=== Stated exercise ===
Repeat the full listing, word for word.

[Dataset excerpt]
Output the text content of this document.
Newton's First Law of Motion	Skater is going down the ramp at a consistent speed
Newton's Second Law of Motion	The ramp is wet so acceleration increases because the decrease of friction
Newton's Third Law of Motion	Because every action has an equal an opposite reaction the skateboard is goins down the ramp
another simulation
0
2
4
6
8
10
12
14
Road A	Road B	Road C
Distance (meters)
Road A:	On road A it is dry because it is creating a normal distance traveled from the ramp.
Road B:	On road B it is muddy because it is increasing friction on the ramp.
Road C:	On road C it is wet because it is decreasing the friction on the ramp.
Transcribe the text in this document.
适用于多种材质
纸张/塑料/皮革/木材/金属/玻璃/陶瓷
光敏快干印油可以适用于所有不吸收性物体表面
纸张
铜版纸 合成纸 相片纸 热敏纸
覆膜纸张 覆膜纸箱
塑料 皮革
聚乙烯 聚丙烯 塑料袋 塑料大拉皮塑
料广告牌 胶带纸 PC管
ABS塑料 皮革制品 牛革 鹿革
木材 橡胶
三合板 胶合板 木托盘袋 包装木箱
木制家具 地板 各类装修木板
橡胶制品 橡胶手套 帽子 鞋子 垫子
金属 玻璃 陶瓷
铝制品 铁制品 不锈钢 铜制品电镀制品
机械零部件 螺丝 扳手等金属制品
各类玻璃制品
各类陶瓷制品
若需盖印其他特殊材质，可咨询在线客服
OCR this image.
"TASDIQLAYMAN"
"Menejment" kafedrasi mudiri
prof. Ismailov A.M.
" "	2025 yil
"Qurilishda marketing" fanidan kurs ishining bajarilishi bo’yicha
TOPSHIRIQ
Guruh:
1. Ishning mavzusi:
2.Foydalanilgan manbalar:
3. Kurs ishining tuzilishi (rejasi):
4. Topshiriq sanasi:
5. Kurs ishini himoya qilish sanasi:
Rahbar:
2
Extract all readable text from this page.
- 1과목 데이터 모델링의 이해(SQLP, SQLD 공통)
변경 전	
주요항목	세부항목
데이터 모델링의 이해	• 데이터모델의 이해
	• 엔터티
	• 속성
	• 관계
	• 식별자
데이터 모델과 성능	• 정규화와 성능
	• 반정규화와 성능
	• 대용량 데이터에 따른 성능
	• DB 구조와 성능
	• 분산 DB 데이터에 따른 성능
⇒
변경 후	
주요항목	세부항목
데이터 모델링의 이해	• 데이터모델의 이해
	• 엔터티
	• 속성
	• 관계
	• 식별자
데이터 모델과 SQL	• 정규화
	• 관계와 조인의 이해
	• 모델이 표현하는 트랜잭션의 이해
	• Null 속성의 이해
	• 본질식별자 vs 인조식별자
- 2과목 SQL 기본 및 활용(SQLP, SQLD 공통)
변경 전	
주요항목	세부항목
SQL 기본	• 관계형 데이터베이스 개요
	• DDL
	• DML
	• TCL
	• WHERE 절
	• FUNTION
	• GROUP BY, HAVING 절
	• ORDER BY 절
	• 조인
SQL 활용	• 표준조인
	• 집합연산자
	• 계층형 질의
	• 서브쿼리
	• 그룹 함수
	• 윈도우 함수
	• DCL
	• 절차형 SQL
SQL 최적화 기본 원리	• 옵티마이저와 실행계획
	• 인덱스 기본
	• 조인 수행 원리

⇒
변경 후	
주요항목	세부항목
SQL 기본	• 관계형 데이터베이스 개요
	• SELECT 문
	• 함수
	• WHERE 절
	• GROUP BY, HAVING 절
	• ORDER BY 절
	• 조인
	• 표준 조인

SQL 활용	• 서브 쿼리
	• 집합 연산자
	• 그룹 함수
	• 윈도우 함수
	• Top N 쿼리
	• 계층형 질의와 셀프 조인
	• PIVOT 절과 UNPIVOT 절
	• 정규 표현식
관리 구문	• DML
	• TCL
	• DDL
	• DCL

=== Answer below ===
Output the text content of this document.
Newton's First Law of Motion	Skater is going down the ramp at a consistent speed
Newton's Second Law of Motion	The ramp is wet so acceleration increases because the decrease of friction
Newton's Third Law of Motion	Because every action has an equal an opposite reaction the skateboard is goins down the ramp
another simulation
0
2
4
6
8
10
12
14
Road A	Road B	Road C
Distance (meters)
Road A:	On road A it is dry because it is creating a normal distance traveled from the ramp.
Road B:	On road B it is muddy because it is increasing friction on the ramp.
Road C:	On road C it is wet because it is decreasing the friction on the ramp.
Transcribe the text in this document.
适用于多种材质
纸张/塑料/皮革/木材/金属/玻璃/陶瓷
光敏快干印油可以适用于所有不吸收性物体表面
纸张
铜版纸 合成纸 相片纸 热敏纸
覆膜纸张 覆膜纸箱
塑料 皮革
聚乙烯 聚丙烯 塑料袋 塑料大拉皮塑
料广告牌 胶带纸 PC管
ABS塑料 皮革制品 牛革 鹿革
木材 橡胶
三合板 胶合板 木托盘袋 包装木箱
木制家具 地板 各类装修木板
橡胶制品 橡胶手套 帽子 鞋子 垫子
金属 玻璃 陶瓷
铝制品 铁制品 不锈钢 铜制品电镀制品
机械零部件 螺丝 扳手等金属制品
各类玻璃制品
各类陶瓷制品
若需盖印其他特殊材质，可咨询在线客服
OCR this image.
"TASDIQLAYMAN"
"Menejment" kafedrasi mudiri
prof. Ismailov A.M.
" "	2025 yil
"Qurilishda marketing" fanidan kurs ishining bajarilishi bo’yicha
TOPSHIRIQ
Guruh:
1. Ishning mavzusi:
2.Foydalanilgan manbalar:
3. Kurs ishining tuzilishi (rejasi):
4. Topshiriq sanasi:
5. Kurs ishini himoya qilish sanasi:
Rahbar:
2
Extract all readable text from this page.
- 1과목 데이터 모델링의 이해(SQLP, SQLD 공통)
변경 전	
주요항목	세부항목
데이터 모델링의 이해	• 데이터모델의 이해
	• 엔터티
	• 속성
	• 관계
	• 식별자
데이터 모델과 성능	• 정규화와 성능
	• 반정규화와 성능
	• 대용량 데이터에 따른 성능
	• DB 구조와 성능
	• 분산 DB 데이터에 따른 성능
⇒
변경 후	
주요항목	세부항목
데이터 모델링의 이해	• 데이터모델의 이해
	• 엔터티
	• 속성
	• 관계
	• 식별자
데이터 모델과 SQL	• 정규화
	• 관계와 조인의 이해
	• 모델이 표현하는 트랜잭션의 이해
	• Null 속성의 이해
	• 본질식별자 vs 인조식별자
- 2과목 SQL 기본 및 활용(SQLP, SQLD 공통)
변경 전	
주요항목	세부항목
SQL 기본	• 관계형 데이터베이스 개요
	• DDL
	• DML
	• TCL
	• WHERE 절
	• FUNTION
	• GROUP BY, HAVING 절
	• ORDER BY 절
	• 조인
SQL 활용	• 표준조인
	• 집합연산자
	• 계층형 질의
	• 서브쿼리
	• 그룹 함수
	• 윈도우 함수
	• DCL
	• 절차형 SQL
SQL 최적화 기본 원리	• 옵티마이저와 실행계획
	• 인덱스 기본
	• 조인 수행 원리

⇒
변경 후	
주요항목	세부항목
SQL 기본	• 관계형 데이터베이스 개요
	• SELECT 문
	• 함수
	• WHERE 절
	• GROUP BY, HAVING 절
	• ORDER BY 절
	• 조인
	• 표준 조인

SQL 활용	• 서브 쿼리
	• 집합 연산자
	• 그룹 함수
	• 윈도우 함수
	• Top N 쿼리
	• 계층형 질의와 셀프 조인
	• PIVOT 절과 UNPIVOT 절
	• 정규 표현식
관리 구문	• DML
	• TCL
	• DDL
	• DCL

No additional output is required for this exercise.